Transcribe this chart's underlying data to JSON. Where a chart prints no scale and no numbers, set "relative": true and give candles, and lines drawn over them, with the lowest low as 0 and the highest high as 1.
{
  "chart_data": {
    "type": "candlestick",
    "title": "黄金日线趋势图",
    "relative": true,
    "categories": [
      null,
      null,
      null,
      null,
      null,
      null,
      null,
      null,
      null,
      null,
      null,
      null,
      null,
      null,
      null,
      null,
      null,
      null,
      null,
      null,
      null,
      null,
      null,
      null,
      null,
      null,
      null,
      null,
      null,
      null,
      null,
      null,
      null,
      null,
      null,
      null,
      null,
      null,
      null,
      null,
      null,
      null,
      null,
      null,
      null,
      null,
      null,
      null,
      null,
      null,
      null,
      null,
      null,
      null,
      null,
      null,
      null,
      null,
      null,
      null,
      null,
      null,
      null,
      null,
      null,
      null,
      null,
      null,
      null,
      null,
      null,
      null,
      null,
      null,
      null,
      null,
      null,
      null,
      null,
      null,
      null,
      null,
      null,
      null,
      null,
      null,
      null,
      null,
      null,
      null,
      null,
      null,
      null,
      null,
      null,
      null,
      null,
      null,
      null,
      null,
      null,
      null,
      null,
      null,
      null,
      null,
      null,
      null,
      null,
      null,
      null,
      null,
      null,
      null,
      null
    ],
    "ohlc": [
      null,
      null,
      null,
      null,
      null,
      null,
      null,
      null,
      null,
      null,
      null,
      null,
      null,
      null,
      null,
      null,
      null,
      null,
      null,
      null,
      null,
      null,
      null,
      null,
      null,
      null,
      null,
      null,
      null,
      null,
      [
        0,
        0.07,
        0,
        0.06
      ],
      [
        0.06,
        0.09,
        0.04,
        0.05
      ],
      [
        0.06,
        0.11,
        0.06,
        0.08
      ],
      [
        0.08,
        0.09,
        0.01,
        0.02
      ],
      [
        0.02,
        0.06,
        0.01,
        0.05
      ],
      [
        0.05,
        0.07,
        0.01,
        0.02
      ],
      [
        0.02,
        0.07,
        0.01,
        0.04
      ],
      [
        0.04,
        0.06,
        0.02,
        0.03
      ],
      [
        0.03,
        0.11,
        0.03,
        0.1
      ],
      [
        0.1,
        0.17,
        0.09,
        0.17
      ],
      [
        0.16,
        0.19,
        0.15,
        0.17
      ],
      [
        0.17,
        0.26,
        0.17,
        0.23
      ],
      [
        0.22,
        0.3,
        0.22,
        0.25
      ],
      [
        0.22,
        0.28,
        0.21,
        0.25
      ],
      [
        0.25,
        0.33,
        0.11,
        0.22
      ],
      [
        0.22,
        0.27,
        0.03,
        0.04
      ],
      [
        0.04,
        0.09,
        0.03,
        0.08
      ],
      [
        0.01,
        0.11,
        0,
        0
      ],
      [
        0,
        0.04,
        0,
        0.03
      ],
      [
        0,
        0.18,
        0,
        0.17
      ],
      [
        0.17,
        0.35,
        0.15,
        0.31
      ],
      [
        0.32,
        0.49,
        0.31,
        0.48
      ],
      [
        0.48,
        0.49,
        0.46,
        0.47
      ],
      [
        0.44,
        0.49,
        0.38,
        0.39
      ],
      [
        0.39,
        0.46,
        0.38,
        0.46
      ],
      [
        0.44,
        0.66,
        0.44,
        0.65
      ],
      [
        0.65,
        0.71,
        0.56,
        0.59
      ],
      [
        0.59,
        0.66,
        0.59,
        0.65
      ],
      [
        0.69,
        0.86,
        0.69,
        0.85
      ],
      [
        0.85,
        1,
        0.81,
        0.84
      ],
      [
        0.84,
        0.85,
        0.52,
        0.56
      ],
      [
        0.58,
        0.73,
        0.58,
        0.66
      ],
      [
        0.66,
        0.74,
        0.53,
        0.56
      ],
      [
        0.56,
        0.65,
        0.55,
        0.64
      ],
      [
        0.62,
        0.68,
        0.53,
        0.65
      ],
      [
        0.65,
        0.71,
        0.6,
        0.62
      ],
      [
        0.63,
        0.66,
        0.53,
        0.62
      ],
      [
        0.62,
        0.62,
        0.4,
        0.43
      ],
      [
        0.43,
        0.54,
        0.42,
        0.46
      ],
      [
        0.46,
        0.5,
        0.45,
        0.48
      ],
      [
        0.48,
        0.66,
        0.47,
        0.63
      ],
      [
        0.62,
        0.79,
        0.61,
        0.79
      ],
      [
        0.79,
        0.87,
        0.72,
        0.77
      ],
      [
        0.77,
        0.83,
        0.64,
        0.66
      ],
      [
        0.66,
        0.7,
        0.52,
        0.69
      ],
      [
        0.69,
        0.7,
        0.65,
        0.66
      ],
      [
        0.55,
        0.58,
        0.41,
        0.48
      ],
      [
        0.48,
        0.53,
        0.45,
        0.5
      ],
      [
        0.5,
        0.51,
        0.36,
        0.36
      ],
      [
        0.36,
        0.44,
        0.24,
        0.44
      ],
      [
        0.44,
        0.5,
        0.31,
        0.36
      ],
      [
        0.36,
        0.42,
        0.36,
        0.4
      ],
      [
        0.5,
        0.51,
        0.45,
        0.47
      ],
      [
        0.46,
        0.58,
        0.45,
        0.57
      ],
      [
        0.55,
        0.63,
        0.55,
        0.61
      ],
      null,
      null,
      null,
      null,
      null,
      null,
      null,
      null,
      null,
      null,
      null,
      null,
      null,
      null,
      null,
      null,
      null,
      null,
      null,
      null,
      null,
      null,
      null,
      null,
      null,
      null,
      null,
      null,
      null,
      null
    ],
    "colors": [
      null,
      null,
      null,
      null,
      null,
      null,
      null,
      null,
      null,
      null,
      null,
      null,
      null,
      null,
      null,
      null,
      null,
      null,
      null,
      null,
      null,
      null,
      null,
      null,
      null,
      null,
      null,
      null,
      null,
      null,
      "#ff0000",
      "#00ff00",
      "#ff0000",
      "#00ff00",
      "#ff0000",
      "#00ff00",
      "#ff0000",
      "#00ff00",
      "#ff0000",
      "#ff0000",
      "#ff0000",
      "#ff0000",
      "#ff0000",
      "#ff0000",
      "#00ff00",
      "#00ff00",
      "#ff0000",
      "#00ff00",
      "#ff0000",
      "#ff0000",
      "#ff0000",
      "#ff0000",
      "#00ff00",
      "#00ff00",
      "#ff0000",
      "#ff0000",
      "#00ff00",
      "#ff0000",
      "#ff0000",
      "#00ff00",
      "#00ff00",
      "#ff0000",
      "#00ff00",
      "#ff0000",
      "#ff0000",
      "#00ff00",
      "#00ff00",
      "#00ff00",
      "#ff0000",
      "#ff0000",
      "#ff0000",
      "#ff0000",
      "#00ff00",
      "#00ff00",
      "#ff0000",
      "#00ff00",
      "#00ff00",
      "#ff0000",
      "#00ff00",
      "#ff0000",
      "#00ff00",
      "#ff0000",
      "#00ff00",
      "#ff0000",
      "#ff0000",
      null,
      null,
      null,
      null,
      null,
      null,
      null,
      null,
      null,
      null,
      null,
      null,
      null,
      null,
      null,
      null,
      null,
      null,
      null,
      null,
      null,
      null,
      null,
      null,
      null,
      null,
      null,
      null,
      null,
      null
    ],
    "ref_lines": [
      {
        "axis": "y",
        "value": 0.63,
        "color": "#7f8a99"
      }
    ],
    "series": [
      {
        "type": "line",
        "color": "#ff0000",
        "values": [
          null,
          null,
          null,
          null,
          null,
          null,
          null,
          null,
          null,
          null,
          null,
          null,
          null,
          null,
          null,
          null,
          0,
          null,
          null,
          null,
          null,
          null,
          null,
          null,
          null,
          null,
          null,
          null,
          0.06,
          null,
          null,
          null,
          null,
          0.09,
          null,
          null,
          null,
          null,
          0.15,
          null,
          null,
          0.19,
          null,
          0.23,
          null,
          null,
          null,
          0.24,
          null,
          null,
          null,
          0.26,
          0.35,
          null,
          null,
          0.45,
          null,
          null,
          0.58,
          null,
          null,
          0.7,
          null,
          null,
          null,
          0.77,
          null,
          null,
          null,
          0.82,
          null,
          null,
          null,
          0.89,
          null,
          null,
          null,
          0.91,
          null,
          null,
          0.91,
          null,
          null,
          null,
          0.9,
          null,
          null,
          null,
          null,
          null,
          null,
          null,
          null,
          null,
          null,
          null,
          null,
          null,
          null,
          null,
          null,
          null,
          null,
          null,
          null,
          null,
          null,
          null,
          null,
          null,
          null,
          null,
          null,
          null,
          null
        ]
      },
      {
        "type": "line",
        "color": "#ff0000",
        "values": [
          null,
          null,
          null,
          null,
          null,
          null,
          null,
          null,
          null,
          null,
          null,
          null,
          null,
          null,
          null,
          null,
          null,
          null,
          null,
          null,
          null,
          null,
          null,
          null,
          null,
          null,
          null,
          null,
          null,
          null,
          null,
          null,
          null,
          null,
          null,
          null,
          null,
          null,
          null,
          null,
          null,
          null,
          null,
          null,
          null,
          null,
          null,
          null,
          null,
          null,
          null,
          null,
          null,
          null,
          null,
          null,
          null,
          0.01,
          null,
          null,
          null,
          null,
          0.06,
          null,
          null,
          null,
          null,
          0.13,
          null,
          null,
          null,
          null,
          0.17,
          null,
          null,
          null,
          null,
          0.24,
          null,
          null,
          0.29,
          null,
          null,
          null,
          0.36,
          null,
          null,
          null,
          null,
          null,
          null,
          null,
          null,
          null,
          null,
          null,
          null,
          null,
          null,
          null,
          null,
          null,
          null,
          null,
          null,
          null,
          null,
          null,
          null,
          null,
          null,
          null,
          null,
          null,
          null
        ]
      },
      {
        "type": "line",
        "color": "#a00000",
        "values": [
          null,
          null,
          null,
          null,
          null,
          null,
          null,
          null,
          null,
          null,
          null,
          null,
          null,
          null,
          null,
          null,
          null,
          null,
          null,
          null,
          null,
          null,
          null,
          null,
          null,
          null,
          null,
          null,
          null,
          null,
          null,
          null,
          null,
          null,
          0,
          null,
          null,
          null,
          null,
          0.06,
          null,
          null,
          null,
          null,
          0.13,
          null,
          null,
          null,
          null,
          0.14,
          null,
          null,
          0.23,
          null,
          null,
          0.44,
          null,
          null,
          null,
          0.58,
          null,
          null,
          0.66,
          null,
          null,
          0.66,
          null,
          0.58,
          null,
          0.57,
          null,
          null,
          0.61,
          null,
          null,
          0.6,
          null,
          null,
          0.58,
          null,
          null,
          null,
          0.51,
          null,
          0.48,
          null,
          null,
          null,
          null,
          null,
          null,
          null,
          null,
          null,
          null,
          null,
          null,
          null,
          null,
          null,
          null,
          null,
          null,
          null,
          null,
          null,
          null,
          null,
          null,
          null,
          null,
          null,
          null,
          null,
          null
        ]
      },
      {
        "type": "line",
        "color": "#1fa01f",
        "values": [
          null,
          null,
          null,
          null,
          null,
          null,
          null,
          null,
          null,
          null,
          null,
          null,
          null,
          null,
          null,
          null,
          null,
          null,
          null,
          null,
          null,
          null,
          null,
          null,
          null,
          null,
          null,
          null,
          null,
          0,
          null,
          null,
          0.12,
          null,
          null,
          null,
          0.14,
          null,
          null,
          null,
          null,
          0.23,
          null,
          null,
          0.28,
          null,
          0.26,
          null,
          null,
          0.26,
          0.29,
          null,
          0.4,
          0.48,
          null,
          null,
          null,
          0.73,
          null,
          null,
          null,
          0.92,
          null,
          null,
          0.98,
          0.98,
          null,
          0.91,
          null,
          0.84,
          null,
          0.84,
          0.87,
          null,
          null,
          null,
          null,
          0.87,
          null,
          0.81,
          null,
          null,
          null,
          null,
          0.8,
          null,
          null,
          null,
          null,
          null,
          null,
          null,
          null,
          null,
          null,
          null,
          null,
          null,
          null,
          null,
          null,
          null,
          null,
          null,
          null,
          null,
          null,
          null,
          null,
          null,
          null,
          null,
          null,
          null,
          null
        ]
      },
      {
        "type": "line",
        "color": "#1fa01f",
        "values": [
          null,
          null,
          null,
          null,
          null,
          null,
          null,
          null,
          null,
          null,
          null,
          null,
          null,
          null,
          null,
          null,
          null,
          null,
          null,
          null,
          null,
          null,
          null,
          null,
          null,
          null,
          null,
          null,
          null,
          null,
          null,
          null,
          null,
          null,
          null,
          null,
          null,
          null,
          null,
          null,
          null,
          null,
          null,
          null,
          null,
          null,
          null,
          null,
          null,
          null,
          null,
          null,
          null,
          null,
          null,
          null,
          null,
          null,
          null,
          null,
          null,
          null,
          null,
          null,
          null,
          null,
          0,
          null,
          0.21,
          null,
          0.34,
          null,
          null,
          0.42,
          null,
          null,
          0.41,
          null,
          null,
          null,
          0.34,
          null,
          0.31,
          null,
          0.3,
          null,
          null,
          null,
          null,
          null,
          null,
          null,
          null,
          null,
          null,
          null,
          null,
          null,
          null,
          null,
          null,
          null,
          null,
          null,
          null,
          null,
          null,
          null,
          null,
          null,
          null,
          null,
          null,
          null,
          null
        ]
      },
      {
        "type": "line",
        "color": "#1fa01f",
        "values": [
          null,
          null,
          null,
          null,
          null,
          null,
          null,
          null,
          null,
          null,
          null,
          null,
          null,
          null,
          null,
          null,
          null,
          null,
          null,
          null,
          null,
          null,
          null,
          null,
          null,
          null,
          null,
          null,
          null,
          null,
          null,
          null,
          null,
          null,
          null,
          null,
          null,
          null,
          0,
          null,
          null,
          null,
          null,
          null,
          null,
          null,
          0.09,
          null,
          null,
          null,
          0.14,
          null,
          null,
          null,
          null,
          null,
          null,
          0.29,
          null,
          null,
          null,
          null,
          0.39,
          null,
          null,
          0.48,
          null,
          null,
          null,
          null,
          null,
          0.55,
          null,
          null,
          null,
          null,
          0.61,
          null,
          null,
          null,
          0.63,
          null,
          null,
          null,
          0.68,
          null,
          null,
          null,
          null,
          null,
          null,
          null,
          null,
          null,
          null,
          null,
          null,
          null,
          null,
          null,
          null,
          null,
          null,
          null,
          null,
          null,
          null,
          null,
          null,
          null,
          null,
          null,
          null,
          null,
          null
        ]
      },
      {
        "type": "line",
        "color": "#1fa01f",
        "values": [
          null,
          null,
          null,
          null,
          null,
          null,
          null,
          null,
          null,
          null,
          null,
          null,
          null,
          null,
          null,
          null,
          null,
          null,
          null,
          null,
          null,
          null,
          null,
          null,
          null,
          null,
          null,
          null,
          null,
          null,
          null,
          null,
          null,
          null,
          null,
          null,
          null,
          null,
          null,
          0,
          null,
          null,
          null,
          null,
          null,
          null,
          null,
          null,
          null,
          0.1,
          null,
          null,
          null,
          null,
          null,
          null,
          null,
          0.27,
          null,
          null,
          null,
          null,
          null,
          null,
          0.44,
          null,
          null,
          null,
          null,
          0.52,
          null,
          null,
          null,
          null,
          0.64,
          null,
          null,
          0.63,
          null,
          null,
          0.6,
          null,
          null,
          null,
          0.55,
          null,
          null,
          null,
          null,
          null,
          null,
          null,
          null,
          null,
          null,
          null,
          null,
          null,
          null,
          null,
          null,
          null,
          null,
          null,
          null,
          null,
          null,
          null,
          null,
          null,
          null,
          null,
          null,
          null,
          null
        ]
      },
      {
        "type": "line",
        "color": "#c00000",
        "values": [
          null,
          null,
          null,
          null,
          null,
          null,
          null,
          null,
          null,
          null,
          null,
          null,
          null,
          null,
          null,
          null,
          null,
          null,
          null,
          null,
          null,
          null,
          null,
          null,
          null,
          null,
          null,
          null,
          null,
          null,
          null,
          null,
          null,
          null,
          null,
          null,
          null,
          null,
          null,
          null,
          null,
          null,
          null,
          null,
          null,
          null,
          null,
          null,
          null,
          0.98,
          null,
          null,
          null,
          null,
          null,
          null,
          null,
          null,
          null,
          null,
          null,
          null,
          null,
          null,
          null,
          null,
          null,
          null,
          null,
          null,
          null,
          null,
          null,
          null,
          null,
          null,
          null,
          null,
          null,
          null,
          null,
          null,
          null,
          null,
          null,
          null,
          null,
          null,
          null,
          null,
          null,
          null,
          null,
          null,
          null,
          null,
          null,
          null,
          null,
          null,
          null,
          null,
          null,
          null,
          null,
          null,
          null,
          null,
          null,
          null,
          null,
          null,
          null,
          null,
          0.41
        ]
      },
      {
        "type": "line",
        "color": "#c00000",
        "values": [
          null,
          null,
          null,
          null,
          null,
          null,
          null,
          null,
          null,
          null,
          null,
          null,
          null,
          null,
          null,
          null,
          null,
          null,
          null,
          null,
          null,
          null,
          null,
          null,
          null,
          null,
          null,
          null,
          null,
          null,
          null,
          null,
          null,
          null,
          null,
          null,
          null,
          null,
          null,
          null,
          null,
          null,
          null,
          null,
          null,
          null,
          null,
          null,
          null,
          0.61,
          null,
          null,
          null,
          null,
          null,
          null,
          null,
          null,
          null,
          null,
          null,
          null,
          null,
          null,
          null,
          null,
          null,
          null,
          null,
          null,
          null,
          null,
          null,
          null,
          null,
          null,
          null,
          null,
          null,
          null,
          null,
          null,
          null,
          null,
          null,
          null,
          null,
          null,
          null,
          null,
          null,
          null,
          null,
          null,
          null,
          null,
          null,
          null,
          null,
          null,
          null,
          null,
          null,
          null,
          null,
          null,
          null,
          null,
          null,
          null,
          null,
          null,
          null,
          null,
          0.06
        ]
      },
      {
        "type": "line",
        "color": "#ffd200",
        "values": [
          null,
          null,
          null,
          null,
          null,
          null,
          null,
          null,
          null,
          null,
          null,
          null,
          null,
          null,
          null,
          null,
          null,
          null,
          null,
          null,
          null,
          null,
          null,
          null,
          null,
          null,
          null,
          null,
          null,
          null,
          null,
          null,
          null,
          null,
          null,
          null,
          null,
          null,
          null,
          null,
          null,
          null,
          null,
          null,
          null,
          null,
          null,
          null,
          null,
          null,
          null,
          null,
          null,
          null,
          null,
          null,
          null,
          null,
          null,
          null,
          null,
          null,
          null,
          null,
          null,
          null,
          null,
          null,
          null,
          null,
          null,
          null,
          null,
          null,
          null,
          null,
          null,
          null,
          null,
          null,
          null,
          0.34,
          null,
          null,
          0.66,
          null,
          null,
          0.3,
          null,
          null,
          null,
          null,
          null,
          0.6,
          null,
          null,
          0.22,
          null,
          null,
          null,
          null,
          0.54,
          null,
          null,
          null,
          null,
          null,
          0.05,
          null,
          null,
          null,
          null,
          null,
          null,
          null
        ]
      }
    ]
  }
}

_____

Exercise details »
Scan the listing above and identify each line holding the string "true"; copy every such line.

Task response »
Transcribe this chart's underlying data to JSON. Where a chart prints no scale and no numbers, set "relative": true and give candles, and lines drawn over them, with the lowest low as 0 and the highest high as 1.
    "relative": true,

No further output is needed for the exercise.